=== Given information ===

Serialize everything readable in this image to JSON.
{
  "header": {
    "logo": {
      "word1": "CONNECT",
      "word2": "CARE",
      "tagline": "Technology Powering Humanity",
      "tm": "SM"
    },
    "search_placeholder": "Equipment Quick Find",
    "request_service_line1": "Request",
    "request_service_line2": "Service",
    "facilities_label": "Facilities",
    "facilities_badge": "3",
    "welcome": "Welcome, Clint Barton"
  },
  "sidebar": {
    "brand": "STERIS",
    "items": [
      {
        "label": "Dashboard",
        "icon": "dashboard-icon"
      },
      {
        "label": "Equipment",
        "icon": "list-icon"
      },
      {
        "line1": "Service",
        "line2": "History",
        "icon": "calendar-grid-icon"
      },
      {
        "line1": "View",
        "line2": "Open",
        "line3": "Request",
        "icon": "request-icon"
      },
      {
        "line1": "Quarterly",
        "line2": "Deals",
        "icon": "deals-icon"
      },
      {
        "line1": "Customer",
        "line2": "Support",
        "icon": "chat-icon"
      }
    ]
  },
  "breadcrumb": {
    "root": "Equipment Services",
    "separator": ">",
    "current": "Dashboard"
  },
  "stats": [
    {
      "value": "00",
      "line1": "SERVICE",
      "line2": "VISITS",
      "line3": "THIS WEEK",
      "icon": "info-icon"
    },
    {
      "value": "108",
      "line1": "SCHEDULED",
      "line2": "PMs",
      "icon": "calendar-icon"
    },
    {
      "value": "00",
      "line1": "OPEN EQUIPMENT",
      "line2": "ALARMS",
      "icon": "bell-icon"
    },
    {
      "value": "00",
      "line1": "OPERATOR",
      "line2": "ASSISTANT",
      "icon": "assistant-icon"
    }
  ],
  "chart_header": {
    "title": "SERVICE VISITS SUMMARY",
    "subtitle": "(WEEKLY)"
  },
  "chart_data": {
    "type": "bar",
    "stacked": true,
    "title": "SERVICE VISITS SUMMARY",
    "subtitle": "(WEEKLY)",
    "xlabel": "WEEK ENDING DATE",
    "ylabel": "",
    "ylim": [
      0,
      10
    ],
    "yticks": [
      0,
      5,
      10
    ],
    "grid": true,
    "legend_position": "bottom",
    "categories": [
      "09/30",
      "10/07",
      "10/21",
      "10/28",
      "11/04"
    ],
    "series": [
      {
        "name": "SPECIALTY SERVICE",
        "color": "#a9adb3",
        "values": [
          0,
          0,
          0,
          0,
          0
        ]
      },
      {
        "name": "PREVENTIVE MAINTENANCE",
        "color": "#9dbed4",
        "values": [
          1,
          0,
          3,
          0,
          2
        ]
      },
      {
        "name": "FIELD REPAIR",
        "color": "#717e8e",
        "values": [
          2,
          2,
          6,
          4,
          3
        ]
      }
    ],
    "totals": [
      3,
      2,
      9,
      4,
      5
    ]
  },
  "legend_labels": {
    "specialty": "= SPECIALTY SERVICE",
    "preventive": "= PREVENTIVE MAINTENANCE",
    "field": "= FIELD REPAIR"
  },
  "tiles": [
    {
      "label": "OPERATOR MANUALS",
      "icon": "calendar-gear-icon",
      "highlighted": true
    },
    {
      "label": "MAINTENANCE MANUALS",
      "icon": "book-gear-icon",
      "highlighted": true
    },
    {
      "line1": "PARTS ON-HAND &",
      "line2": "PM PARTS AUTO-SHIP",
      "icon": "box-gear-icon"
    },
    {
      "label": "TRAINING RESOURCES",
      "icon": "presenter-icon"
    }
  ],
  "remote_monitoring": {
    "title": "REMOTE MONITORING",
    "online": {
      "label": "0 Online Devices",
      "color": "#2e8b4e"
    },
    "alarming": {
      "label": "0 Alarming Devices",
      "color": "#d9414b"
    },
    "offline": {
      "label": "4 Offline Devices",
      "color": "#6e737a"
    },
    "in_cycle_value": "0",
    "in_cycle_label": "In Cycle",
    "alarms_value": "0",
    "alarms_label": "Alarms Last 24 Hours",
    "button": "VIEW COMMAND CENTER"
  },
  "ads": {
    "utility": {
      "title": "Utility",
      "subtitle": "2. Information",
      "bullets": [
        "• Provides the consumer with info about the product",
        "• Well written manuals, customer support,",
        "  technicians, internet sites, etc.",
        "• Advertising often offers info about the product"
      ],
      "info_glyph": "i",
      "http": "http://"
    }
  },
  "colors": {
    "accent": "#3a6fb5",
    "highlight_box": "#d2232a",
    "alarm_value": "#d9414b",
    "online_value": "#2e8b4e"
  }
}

=== Stated exercise ===
Each line of the material should be echoed exactly.

=== Output ===
Serialize everything readable in this image to JSON.
{
  "header": {
    "logo": {
      "word1": "CONNECT",
      "word2": "CARE",
      "tagline": "Technology Powering Humanity",
      "tm": "SM"
    },
    "search_placeholder": "Equipment Quick Find",
    "request_service_line1": "Request",
    "request_service_line2": "Service",
    "facilities_label": "Facilities",
    "facilities_badge": "3",
    "welcome": "Welcome, Clint Barton"
  },
  "sidebar": {
    "brand": "STERIS",
    "items": [
      {
        "label": "Dashboard",
        "icon": "dashboard-icon"
      },
      {
        "label": "Equipment",
        "icon": "list-icon"
      },
      {
        "line1": "Service",
        "line2": "History",
        "icon": "calendar-grid-icon"
      },
      {
        "line1": "View",
        "line2": "Open",
        "line3": "Request",
        "icon": "request-icon"
      },
      {
        "line1": "Quarterly",
        "line2": "Deals",
        "icon": "deals-icon"
      },
      {
        "line1": "Customer",
        "line2": "Support",
        "icon": "chat-icon"
      }
    ]
  },
  "breadcrumb": {
    "root": "Equipment Services",
    "separator": ">",
    "current": "Dashboard"
  },
  "stats": [
    {
      "value": "00",
      "line1": "SERVICE",
      "line2": "VISITS",
      "line3": "THIS WEEK",
      "icon": "info-icon"
    },
    {
      "value": "108",
      "line1": "SCHEDULED",
      "line2": "PMs",
      "icon": "calendar-icon"
    },
    {
      "value": "00",
      "line1": "OPEN EQUIPMENT",
      "line2": "ALARMS",
      "icon": "bell-icon"
    },
    {
      "value": "00",
      "line1": "OPERATOR",
      "line2": "ASSISTANT",
      "icon": "assistant-icon"
    }
  ],
  "chart_header": {
    "title": "SERVICE VISITS SUMMARY",
    "subtitle": "(WEEKLY)"
  },
  "chart_data": {
    "type": "bar",
    "stacked": true,
    "title": "SERVICE VISITS SUMMARY",
    "subtitle": "(WEEKLY)",
    "xlabel": "WEEK ENDING DATE",
    "ylabel": "",
    "ylim": [
      0,
      10
    ],
    "yticks": [
      0,
      5,
      10
    ],
    "grid": true,
    "legend_position": "bottom",
    "categories": [
      "09/30",
      "10/07",
      "10/21",
      "10/28",
      "11/04"
    ],
    "series": [
      {
        "name": "SPECIALTY SERVICE",
        "color": "#a9adb3",
        "values": [
          0,
          0,
          0,
          0,
          0
        ]
      },
      {
        "name": "PREVENTIVE MAINTENANCE",
        "color": "#9dbed4",
        "values": [
          1,
          0,
          3,
          0,
          2
        ]
      },
      {
        "name": "FIELD REPAIR",
        "color": "#717e8e",
        "values": [
          2,
          2,
          6,
          4,
          3
        ]
      }
    ],
    "totals": [
      3,
      2,
      9,
      4,
      5
    ]
  },
  "legend_labels": {
    "specialty": "= SPECIALTY SERVICE",
    "preventive": "= PREVENTIVE MAINTENANCE",
    "field": "= FIELD REPAIR"
  },
  "tiles": [
    {
      "label": "OPERATOR MANUALS",
      "icon": "calendar-gear-icon",
      "highlighted": true
    },
    {
      "label": "MAINTENANCE MANUALS",
      "icon": "book-gear-icon",
      "highlighted": true
    },
    {
      "line1": "PARTS ON-HAND &",
      "line2": "PM PARTS AUTO-SHIP",
      "icon": "box-gear-icon"
    },
    {
      "label": "TRAINING RESOURCES",
      "icon": "presenter-icon"
    }
  ],
  "remote_monitoring": {
    "title": "REMOTE MONITORING",
    "online": {
      "label": "0 Online Devices",
      "color": "#2e8b4e"
    },
    "alarming": {
      "label": "0 Alarming Devices",
      "color": "#d9414b"
    },
    "offline": {
      "label": "4 Offline Devices",
      "color": "#6e737a"
    },
    "in_cycle_value": "0",
    "in_cycle_label": "In Cycle",
    "alarms_value": "0",
    "alarms_label": "Alarms Last 24 Hours",
    "button": "VIEW COMMAND CENTER"
  },
  "ads": {
    "utility": {
      "title": "Utility",
      "subtitle": "2. Information",
      "bullets": [
        "• Provides the consumer with info about the product",
        "• Well written manuals, customer support,",
        "  technicians, internet sites, etc.",
        "• Advertising often offers info about the product"
      ],
      "info_glyph": "i",
      "http": "http://"
    }
  },
  "colors": {
    "accent": "#3a6fb5",
    "highlight_box": "#d2232a",
    "alarm_value": "#d9414b",
    "online_value": "#2e8b4e"
  }
}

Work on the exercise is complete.